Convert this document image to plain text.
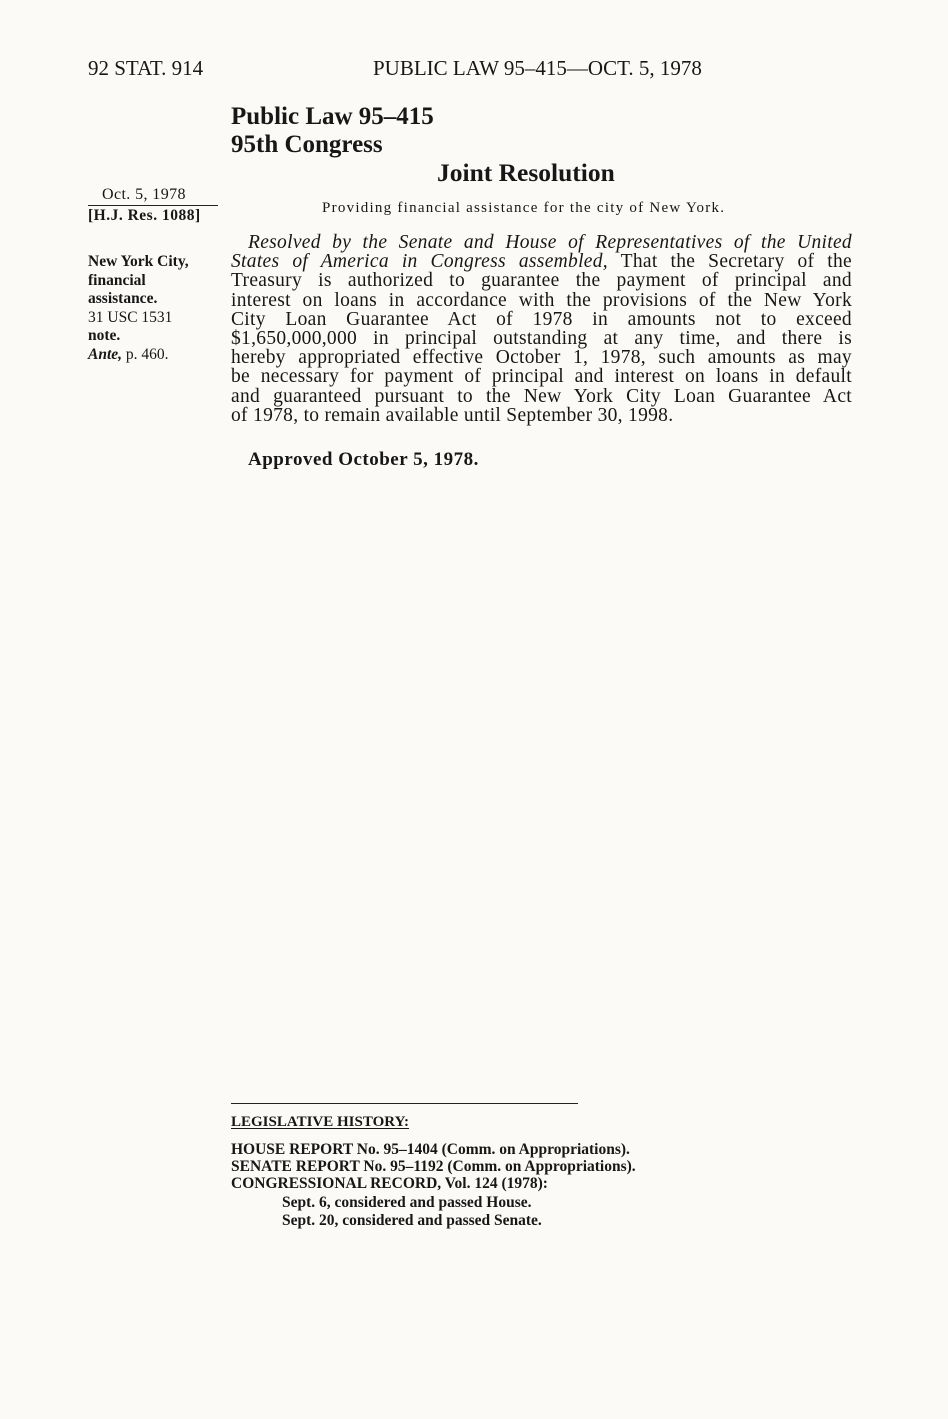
92 STAT. 914	PUBLIC LAW 95–415—OCT. 5, 1978
Public Law 95–415
95th Congress
Joint Resolution
Providing financial assistance for the city of New York.
Oct. 5, 1978
[H.J. Res. 1088]
New York City,
financial
assistance.
31 USC 1531
note.
Ante, p. 460.
Resolved by the Senate and House of Representatives of the United
States of America in Congress assembled, That the Secretary of the
Treasury is authorized to guarantee the payment of principal and
interest on loans in accordance with the provisions of the New York
City Loan Guarantee Act of 1978 in amounts not to exceed
$1,650,000,000 in principal outstanding at any time, and there is
hereby appropriated effective October 1, 1978, such amounts as may
be necessary for payment of principal and interest on loans in default
and guaranteed pursuant to the New York City Loan Guarantee Act
of 1978, to remain available until September 30, 1998.
Approved October 5, 1978.
LEGISLATIVE HISTORY:
HOUSE REPORT No. 95–1404 (Comm. on Appropriations).
SENATE REPORT No. 95–1192 (Comm. on Appropriations).
CONGRESSIONAL RECORD, Vol. 124 (1978):
Sept. 6, considered and passed House.
Sept. 20, considered and passed Senate.
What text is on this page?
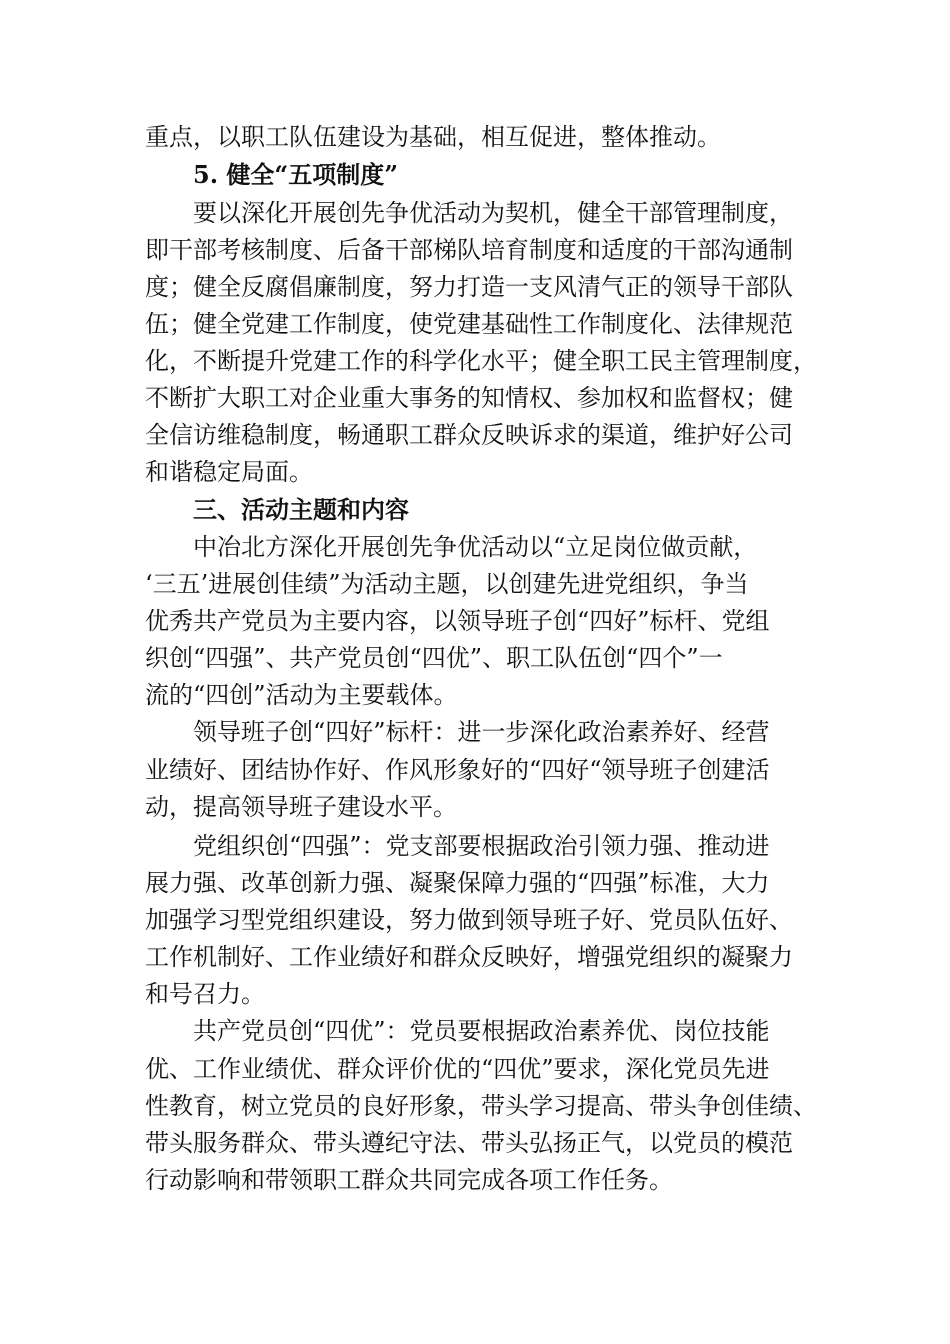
重点，以职工队伍建设为基础，相互促进，整体推动。
5. 健全“五项制度”
要以深化开展创先争优活动为契机，健全干部管理制度，
即干部考核制度、后备干部梯队培育制度和适度的干部沟通制
度；健全反腐倡廉制度，努力打造一支风清气正的领导干部队
伍；健全党建工作制度，使党建基础性工作制度化、法律规范
化，不断提升党建工作的科学化水平；健全职工民主管理制度，
不断扩大职工对企业重大事务的知情权、参加权和监督权；健
全信访维稳制度，畅通职工群众反映诉求的渠道，维护好公司
和谐稳定局面。
三、活动主题和内容
中冶北方深化开展创先争优活动以“立足岗位做贡献，
‘三五’进展创佳绩”为活动主题，以创建先进党组织，争当
优秀共产党员为主要内容，以领导班子创“四好”标杆、党组
织创“四强”、共产党员创“四优”、职工队伍创“四个”一
流的“四创”活动为主要载体。
领导班子创“四好”标杆：进一步深化政治素养好、经营
业绩好、团结协作好、作风形象好的“四好“领导班子创建活
动，提高领导班子建设水平。
党组织创“四强”：党支部要根据政治引领力强、推动进
展力强、改革创新力强、凝聚保障力强的“四强”标准，大力
加强学习型党组织建设，努力做到领导班子好、党员队伍好、
工作机制好、工作业绩好和群众反映好，增强党组织的凝聚力
和号召力。
共产党员创“四优”：党员要根据政治素养优、岗位技能
优、工作业绩优、群众评价优的“四优”要求，深化党员先进
性教育，树立党员的良好形象，带头学习提高、带头争创佳绩、
带头服务群众、带头遵纪守法、带头弘扬正气，以党员的模范
行动影响和带领职工群众共同完成各项工作任务。
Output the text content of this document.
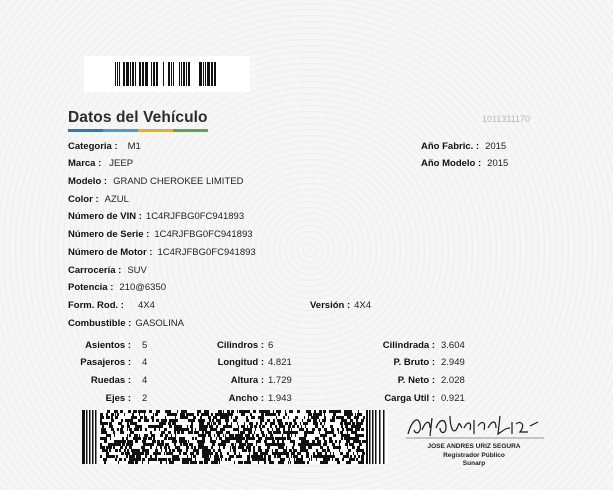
Datos del Vehículo	1011311170
Categoria : M1
Marca : JEEP
Modelo : GRAND CHEROKEE LIMITED
Color : AZUL
Número de VIN : 1C4RJFBG0FC941893
Número de Serie : 1C4RJFBG0FC941893
Número de Motor : 1C4RJFBG0FC941893
Carrocería : SUV
Potencia : 210@6350
Form. Rod. : 4X4
Combustible : GASOLINA
Año Fabric. : 2015
Año Modelo : 2015
Versión : 4X4
Asientos : 5
Pasajeros : 4
Ruedas : 4
Ejes : 2
Cilindros : 6
Longitud : 4.821
Altura : 1.729
Ancho : 1.943
Cilindrada : 3.604
P. Bruto : 2.949
P. Neto : 2.028
Carga Util : 0.921
JOSE ANDRES URIZ SEGURA
Registrador Público
Sunarp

^^^^^^^^

EXERCISE DIRECTIONS:
Tell how many lines in the material contain the word "assistance". Only the number is wanted.

OUTPUT FOR THIS TASK:
2